TASK INPUT>

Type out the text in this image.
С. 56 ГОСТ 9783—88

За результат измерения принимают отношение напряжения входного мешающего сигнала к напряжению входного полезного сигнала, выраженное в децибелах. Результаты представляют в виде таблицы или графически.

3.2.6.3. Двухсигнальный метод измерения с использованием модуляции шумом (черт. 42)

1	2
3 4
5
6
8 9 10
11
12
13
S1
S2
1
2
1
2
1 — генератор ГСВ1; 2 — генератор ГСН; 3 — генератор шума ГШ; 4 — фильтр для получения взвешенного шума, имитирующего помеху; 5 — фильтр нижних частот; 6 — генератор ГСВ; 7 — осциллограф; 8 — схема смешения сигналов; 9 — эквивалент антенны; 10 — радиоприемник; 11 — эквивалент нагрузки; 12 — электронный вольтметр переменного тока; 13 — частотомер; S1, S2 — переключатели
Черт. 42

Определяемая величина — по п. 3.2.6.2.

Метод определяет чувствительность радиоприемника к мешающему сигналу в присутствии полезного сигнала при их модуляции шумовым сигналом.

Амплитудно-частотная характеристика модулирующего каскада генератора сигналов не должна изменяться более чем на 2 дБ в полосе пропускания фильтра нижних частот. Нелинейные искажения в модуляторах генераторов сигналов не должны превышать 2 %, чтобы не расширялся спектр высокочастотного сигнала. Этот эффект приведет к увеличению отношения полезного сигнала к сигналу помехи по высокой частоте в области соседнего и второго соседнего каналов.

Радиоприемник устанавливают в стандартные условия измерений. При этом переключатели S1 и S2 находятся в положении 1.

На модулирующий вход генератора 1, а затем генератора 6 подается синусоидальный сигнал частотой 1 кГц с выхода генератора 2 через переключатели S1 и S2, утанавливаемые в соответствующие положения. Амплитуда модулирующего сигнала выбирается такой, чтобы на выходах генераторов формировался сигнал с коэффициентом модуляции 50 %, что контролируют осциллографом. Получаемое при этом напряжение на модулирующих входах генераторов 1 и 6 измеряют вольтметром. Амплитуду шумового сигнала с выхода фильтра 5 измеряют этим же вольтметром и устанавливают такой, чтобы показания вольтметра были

EXERCISE GOAL> Above are the records. Identify each line that contains the word "измерения".

SOLUTION BELOW>
За результат измерения принимают отношение напряжения входного мешающего сигнала к напряжению входного полезного сигнала, выраженное в децибелах. Результаты представляют в виде таблицы или графически.
3.2.6.3. Двухсигнальный метод измерения с использованием модуляции шумом (черт. 42)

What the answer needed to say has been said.